(Data entries for graphics)
[start]
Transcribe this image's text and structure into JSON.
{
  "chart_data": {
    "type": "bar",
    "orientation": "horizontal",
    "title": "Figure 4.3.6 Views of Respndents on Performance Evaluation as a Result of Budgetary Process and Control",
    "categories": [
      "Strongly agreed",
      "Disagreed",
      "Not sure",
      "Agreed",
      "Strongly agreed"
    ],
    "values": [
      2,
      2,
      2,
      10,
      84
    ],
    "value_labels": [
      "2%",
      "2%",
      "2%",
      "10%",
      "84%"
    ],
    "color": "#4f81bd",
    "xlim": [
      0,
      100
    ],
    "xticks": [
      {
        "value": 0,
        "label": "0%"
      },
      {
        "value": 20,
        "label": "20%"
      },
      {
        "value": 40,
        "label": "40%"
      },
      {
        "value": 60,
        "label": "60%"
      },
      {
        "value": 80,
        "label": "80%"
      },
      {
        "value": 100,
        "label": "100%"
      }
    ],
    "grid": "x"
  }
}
[end]
▶ [TASK GOAL] Reproduce each record shown above without altering a single word.

▶ [COMPLETED EXERCISE]
Transcribe this image's text and structure into JSON.
{
  "chart_data": {
    "type": "bar",
    "orientation": "horizontal",
    "title": "Figure 4.3.6 Views of Respndents on Performance Evaluation as a Result of Budgetary Process and Control",
    "categories": [
      "Strongly agreed",
      "Disagreed",
      "Not sure",
      "Agreed",
      "Strongly agreed"
    ],
    "values": [
      2,
      2,
      2,
      10,
      84
    ],
    "value_labels": [
      "2%",
      "2%",
      "2%",
      "10%",
      "84%"
    ],
    "color": "#4f81bd",
    "xlim": [
      0,
      100
    ],
    "xticks": [
      {
        "value": 0,
        "label": "0%"
      },
      {
        "value": 20,
        "label": "20%"
      },
      {
        "value": 40,
        "label": "40%"
      },
      {
        "value": 60,
        "label": "60%"
      },
      {
        "value": 80,
        "label": "80%"
      },
      {
        "value": 100,
        "label": "100%"
      }
    ],
    "grid": "x"
  }
}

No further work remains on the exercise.